» **TASK BRIEF**
Retype all material exactly. Pictures stay out of the copy.

--------------------------------------------------

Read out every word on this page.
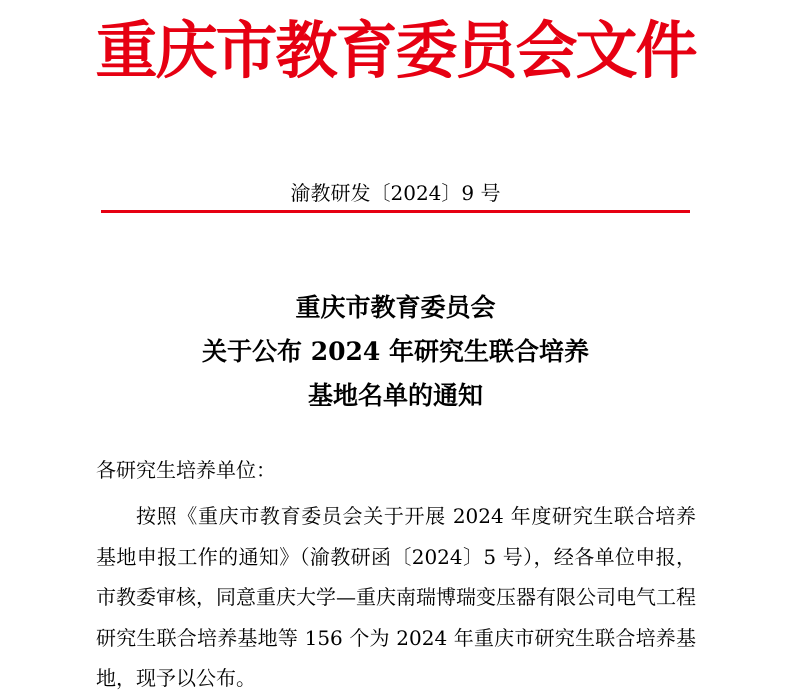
重庆市教育委员会文件
渝教研发〔2024〕9 号
重庆市教育委员会
关于公布 2024 年研究生联合培养
基地名单的通知
各研究生培养单位：

按照《重庆市教育委员会关于开展 2024 年度研究生联合培养基地申报工作的通知》（渝教研函〔2024〕5 号），经各单位申报，市教委审核，同意重庆大学—重庆南瑞博瑞变压器有限公司电气工程研究生联合培养基地等 156 个为 2024 年重庆市研究生联合培养基地，现予以公布。
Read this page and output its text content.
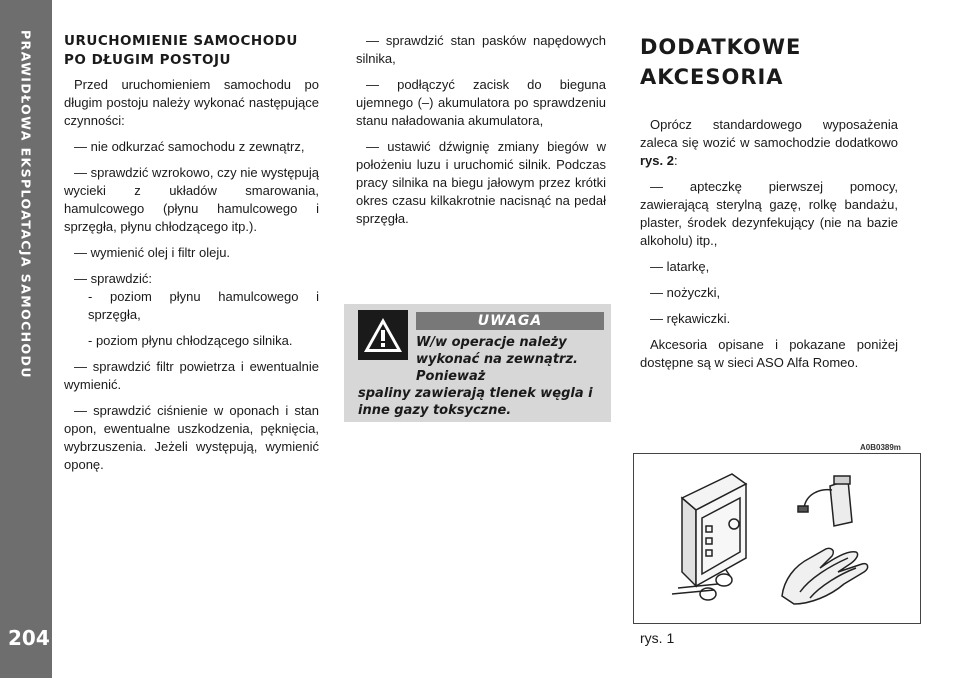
PRAWIDŁOWA EKSPLOATACJA SAMOCHODU
204
URUCHOMIENIE SAMOCHODU
PO DŁUGIM POSTOJU

Przed uruchomieniem samochodu po długim postoju należy wykonać następujące czynności:

— nie odkurzać samochodu z zewnątrz,

— sprawdzić wzrokowo, czy nie występują wycieki z układów smarowania, hamulcowego (płynu hamulcowego i sprzęgła, płynu chłodzącego itp.).

— wymienić olej i filtr oleju.

— sprawdzić:

- poziom płynu hamulcowego i sprzęgła,

- poziom płynu chłodzącego silnika.

— sprawdzić filtr powietrza i ewentualnie wymienić.

— sprawdzić ciśnienie w oponach i stan opon, ewentualne uszkodzenia, pęknięcia, wybrzuszenia. Jeżeli występują, wymienić oponę.

— sprawdzić stan pasków napędowych silnika,

— podłączyć zacisk do bieguna ujemnego (–) akumulatora po sprawdzeniu stanu naładowania akumulatora,

— ustawić dźwignię zmiany biegów w położeniu luzu i uruchomić silnik. Podczas pracy silnika na biegu jałowym przez krótki okres czasu kilkakrotnie nacisnąć na pedał sprzęgła.

UWAGA
W/w operacje należy wykonać na zewnątrz. Ponieważ
spaliny zawierają tlenek węgla i inne gazy toksyczne.
DODATKOWE
AKCESORIA

Oprócz standardowego wyposażenia zaleca się wozić w samochodzie dodatkowo rys. 2:

— apteczkę pierwszej pomocy, zawierającą sterylną gazę, rolkę bandażu, plaster, środek dezynfekujący (nie na bazie alkoholu) itp.,

— latarkę,

— nożyczki,

— rękawiczki.

Akcesoria opisane i pokazane poniżej dostępne są w sieci ASO Alfa Romeo.

A0B0389m
rys. 1
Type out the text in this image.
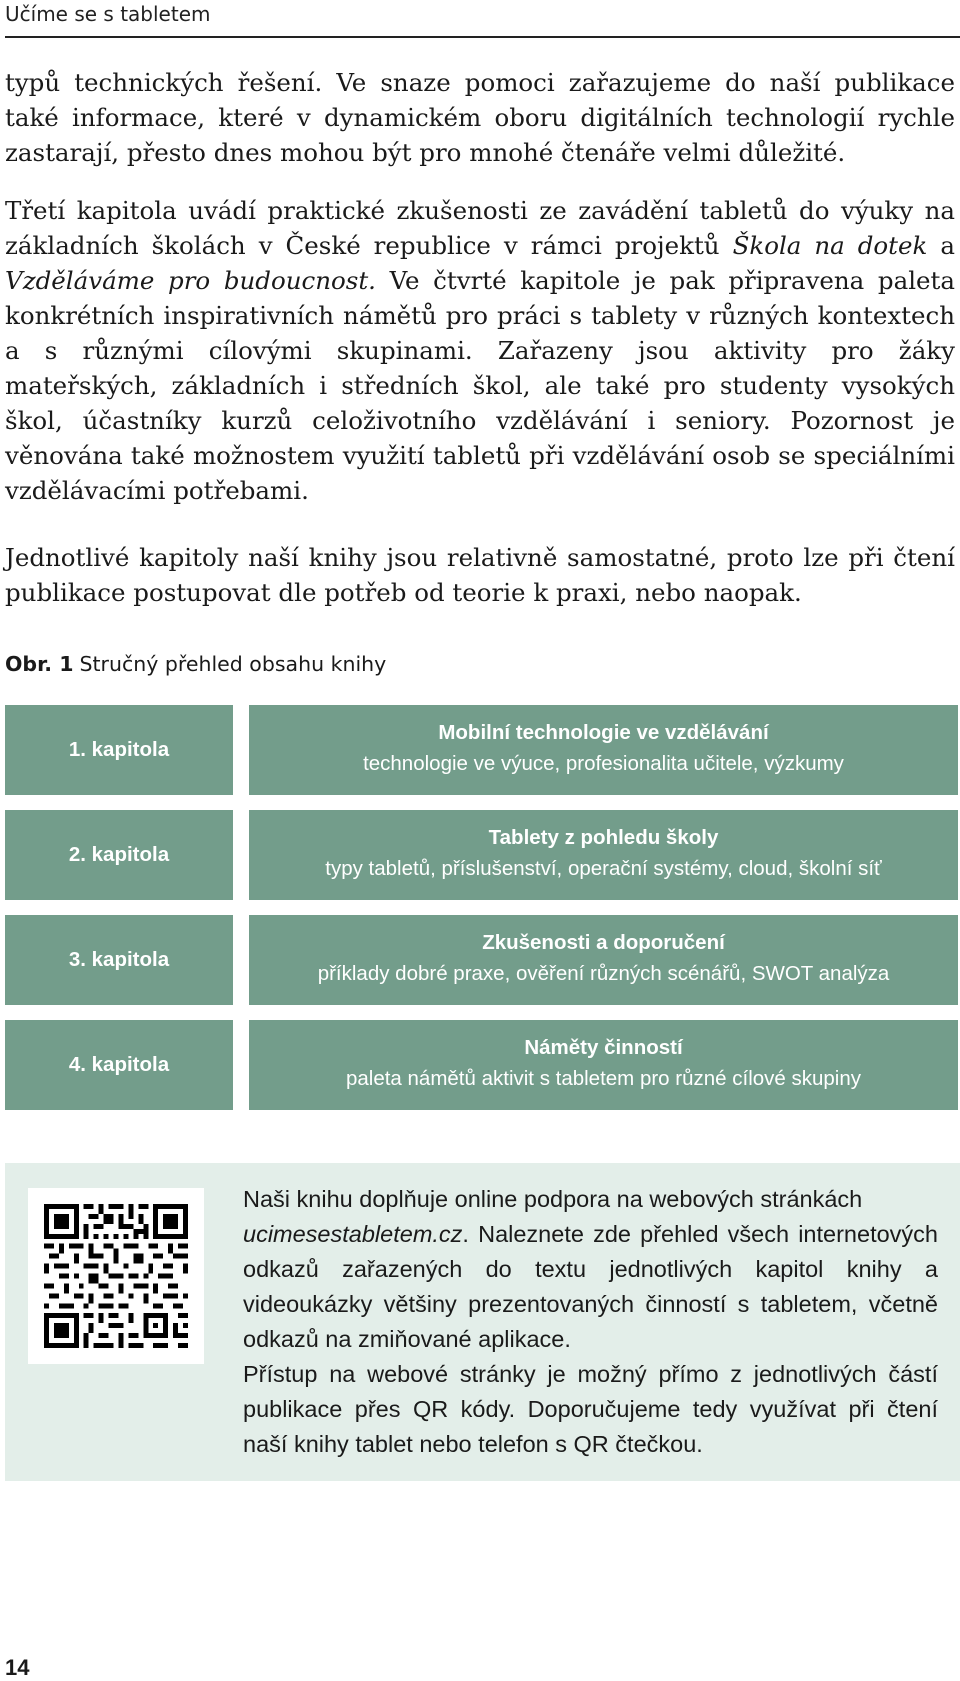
Učíme se s tabletem

typů technických řešení. Ve snaze pomoci zařazujeme do naší publikace také informace, které v dynamickém oboru digitálních technologií rychle zastarají, přesto dnes mohou být pro mnohé čtenáře velmi důležité.

Třetí kapitola uvádí praktické zkušenosti ze zavádění tabletů do výuky na základních školách v České republice v rámci projektů Škola na dotek a Vzděláváme pro budoucnost. Ve čtvrté kapitole je pak připravena paleta konkrétních inspirativních námětů pro práci s tablety v různých kontextech a s různými cílovými skupinami. Zařazeny jsou aktivity pro žáky mateřských, základních i středních škol, ale také pro studenty vysokých škol, účastníky kurzů celoživotního vzdělávání i seniory. Pozornost je věnována také možnostem využití tabletů při vzdělávání osob se speciálními vzdělávacími potřebami.

Jednotlivé kapitoly naší knihy jsou relativně samostatné, proto lze při čtení publikace postupovat dle potřeb od teorie k praxi, nebo naopak.

Obr. 1 Stručný přehled obsahu knihy
1. kapitola
Mobilní technologie ve vzdělávání
technologie ve výuce, profesionalita učitele, výzkumy
2. kapitola
Tablety z pohledu školy
typy tabletů, příslušenství, operační systémy, cloud, školní síť
3. kapitola
Zkušenosti a doporučení
příklady dobré praxe, ověření různých scénářů, SWOT analýza
4. kapitola
Náměty činností
paleta námětů aktivit s tabletem pro různé cílové skupiny

Naši knihu doplňuje online podpora na webových stránkách
ucimesestabletem.cz. Naleznete zde přehled všech internetových odkazů zařazených do textu jednotlivých kapitol knihy a videoukázky většiny prezentovaných činností s tabletem, včetně odkazů na zmiňované aplikace.
Přístup na webové stránky je možný přímo z jednotlivých částí publikace přes QR kódy. Doporučujeme tedy využívat při čtení naší knihy tablet nebo telefon s QR čtečkou.

14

--------------------------------------------------

» **ANSWER TO THE PROBLEM**
Read out every word on this page.
重庆市教育委员会文件
渝教研发〔2024〕9 号
重庆市教育委员会
关于公布 2024 年研究生联合培养
基地名单的通知
各研究生培养单位：

按照《重庆市教育委员会关于开展 2024 年度研究生联合培养基地申报工作的通知》（渝教研函〔2024〕5 号），经各单位申报，市教委审核，同意重庆大学—重庆南瑞博瑞变压器有限公司电气工程研究生联合培养基地等 156 个为 2024 年重庆市研究生联合培养基地，现予以公布。
Read this page and output its text content.
PRAWIDŁOWA EKSPLOATACJA SAMOCHODU
204
URUCHOMIENIE SAMOCHODU
PO DŁUGIM POSTOJU

Przed uruchomieniem samochodu po długim postoju należy wykonać następujące czynności:

— nie odkurzać samochodu z zewnątrz,

— sprawdzić wzrokowo, czy nie występują wycieki z układów smarowania, hamulcowego (płynu hamulcowego i sprzęgła, płynu chłodzącego itp.).

— wymienić olej i filtr oleju.

— sprawdzić:

- poziom płynu hamulcowego i sprzęgła,

- poziom płynu chłodzącego silnika.

— sprawdzić filtr powietrza i ewentualnie wymienić.

— sprawdzić ciśnienie w oponach i stan opon, ewentualne uszkodzenia, pęknięcia, wybrzuszenia. Jeżeli występują, wymienić oponę.

— sprawdzić stan pasków napędowych silnika,

— podłączyć zacisk do bieguna ujemnego (–) akumulatora po sprawdzeniu stanu naładowania akumulatora,

— ustawić dźwignię zmiany biegów w położeniu luzu i uruchomić silnik. Podczas pracy silnika na biegu jałowym przez krótki okres czasu kilkakrotnie nacisnąć na pedał sprzęgła.

UWAGA
W/w operacje należy wykonać na zewnątrz. Ponieważ
spaliny zawierają tlenek węgla i inne gazy toksyczne.
DODATKOWE
AKCESORIA

Oprócz standardowego wyposażenia zaleca się wozić w samochodzie dodatkowo rys. 2:

— apteczkę pierwszej pomocy, zawierającą sterylną gazę, rolkę bandażu, plaster, środek dezynfekujący (nie na bazie alkoholu) itp.,

— latarkę,

— nożyczki,

— rękawiczki.

Akcesoria opisane i pokazane poniżej dostępne są w sieci ASO Alfa Romeo.

A0B0389m
rys. 1
Type out the text in this image.
Učíme se s tabletem

typů technických řešení. Ve snaze pomoci zařazujeme do naší publikace také informace, které v dynamickém oboru digitálních technologií rychle zastarají, přesto dnes mohou být pro mnohé čtenáře velmi důležité.

Třetí kapitola uvádí praktické zkušenosti ze zavádění tabletů do výuky na základních školách v České republice v rámci projektů Škola na dotek a Vzděláváme pro budoucnost. Ve čtvrté kapitole je pak připravena paleta konkrétních inspirativních námětů pro práci s tablety v různých kontextech a s různými cílovými skupinami. Zařazeny jsou aktivity pro žáky mateřských, základních i středních škol, ale také pro studenty vysokých škol, účastníky kurzů celoživotního vzdělávání i seniory. Pozornost je věnována také možnostem využití tabletů při vzdělávání osob se speciálními vzdělávacími potřebami.

Jednotlivé kapitoly naší knihy jsou relativně samostatné, proto lze při čtení publikace postupovat dle potřeb od teorie k praxi, nebo naopak.

Obr. 1 Stručný přehled obsahu knihy
1. kapitola
Mobilní technologie ve vzdělávání
technologie ve výuce, profesionalita učitele, výzkumy
2. kapitola
Tablety z pohledu školy
typy tabletů, příslušenství, operační systémy, cloud, školní síť
3. kapitola
Zkušenosti a doporučení
příklady dobré praxe, ověření různých scénářů, SWOT analýza
4. kapitola
Náměty činností
paleta námětů aktivit s tabletem pro různé cílové skupiny

Naši knihu doplňuje online podpora na webových stránkách
ucimesestabletem.cz. Naleznete zde přehled všech internetových odkazů zařazených do textu jednotlivých kapitol knihy a videoukázky většiny prezentovaných činností s tabletem, včetně odkazů na zmiňované aplikace.
Přístup na webové stránky je možný přímo z jednotlivých částí publikace přes QR kódy. Doporučujeme tedy využívat při čtení naší knihy tablet nebo telefon s QR čtečkou.

14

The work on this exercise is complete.